--- TASK REQUIREMENTS ---
List each line below that contains the string "title", copying every such line in full.

Start INPUT RECORDS

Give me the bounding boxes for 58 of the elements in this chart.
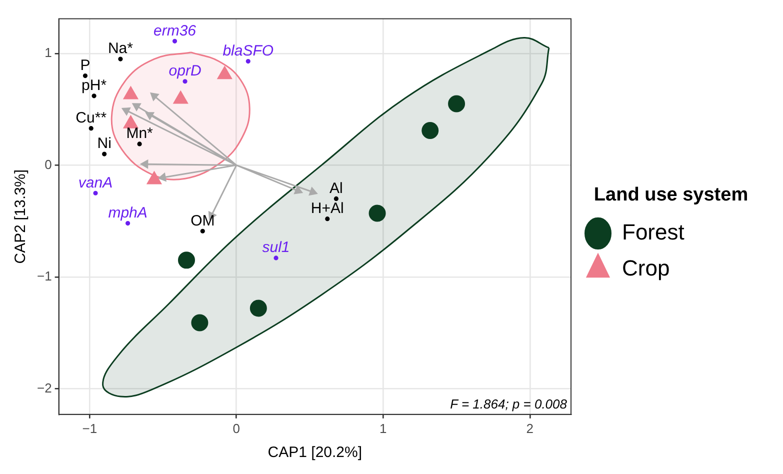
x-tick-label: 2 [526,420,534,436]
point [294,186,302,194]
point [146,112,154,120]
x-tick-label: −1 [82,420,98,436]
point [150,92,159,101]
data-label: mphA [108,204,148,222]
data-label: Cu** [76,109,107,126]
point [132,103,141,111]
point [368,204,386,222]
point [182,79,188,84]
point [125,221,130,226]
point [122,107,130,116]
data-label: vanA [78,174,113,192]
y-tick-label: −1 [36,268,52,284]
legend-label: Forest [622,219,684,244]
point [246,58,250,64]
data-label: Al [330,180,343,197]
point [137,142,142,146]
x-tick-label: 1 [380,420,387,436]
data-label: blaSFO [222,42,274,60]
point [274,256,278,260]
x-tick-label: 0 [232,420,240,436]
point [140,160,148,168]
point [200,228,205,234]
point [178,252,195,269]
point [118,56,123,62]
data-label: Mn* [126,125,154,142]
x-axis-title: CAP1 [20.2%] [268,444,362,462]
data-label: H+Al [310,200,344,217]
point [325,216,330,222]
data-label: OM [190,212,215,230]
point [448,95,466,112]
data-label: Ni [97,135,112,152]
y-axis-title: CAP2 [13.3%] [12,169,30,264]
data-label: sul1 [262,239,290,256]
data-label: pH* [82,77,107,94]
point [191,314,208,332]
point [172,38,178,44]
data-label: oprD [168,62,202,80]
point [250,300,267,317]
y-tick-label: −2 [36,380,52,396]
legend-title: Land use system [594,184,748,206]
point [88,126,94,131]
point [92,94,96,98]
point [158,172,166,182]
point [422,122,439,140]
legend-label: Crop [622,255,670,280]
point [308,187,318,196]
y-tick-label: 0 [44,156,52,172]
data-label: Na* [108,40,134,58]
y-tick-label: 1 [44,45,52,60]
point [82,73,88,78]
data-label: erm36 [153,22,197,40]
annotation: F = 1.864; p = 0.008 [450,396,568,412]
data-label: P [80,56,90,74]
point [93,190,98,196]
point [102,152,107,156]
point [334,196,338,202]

End INPUT RECORDS

--- WRITTEN ANSWER ---
x-axis-title: CAP1 [20.2%] [268,444,362,462]
y-axis-title: CAP2 [13.3%] [12,169,30,264]
legend-title: Land use system [594,184,748,206]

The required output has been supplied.